## Extracted material
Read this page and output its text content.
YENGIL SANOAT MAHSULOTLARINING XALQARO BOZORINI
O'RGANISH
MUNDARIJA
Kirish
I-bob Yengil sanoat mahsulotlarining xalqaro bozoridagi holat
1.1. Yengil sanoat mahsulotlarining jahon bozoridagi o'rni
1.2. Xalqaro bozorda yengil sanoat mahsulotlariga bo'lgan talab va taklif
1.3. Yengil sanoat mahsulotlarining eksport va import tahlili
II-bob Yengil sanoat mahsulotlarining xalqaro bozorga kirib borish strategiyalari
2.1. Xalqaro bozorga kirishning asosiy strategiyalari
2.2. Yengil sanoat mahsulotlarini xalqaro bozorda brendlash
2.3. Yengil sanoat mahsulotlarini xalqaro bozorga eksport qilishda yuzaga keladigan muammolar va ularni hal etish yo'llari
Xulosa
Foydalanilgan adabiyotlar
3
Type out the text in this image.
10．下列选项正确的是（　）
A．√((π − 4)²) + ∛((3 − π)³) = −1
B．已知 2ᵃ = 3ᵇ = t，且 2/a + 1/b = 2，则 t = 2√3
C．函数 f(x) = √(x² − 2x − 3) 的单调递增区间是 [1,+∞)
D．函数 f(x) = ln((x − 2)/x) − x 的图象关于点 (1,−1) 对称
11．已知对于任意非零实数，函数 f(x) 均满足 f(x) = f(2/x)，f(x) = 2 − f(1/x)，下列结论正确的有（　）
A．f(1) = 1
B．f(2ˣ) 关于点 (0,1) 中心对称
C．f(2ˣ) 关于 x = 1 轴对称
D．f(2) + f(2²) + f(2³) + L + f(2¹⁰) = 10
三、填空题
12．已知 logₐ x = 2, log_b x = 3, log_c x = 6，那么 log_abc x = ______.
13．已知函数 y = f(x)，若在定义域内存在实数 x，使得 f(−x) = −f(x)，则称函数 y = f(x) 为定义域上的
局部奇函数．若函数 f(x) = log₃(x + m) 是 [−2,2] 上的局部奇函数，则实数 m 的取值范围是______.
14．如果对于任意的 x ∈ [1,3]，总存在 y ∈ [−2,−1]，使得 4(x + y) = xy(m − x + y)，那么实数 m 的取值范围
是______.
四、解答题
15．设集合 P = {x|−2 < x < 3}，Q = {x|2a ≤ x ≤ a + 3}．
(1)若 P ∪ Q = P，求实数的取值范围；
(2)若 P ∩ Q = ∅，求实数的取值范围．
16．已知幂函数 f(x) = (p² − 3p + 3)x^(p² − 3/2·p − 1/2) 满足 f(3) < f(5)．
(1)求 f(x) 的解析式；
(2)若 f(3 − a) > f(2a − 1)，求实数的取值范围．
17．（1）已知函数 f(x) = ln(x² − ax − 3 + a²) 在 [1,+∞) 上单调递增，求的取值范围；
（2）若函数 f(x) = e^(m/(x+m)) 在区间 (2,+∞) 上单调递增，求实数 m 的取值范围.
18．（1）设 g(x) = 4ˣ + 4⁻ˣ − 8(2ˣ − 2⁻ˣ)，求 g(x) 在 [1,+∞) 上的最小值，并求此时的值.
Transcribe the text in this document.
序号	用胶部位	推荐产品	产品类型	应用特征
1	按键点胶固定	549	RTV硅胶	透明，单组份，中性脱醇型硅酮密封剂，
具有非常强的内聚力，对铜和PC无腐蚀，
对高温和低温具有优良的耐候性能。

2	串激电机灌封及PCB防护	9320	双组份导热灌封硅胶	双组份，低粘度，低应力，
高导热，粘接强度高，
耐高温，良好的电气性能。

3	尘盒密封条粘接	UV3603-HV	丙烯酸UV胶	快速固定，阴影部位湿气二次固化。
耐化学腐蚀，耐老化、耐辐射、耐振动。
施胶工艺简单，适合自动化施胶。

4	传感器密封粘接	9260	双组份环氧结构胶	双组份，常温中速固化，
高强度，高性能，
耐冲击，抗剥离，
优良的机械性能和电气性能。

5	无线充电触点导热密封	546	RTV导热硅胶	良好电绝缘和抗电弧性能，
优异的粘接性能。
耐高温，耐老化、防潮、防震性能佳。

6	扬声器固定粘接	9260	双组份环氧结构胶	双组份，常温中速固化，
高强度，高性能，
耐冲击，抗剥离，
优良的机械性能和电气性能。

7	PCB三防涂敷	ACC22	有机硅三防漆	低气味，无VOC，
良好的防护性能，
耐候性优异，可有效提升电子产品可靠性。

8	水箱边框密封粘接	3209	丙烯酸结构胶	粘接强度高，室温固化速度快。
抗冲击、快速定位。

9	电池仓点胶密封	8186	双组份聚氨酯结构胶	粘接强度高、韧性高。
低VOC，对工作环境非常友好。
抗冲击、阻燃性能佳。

## Written exercise
Give only the number of lines in the material above where the string "bozorga" appears.

## The solution
3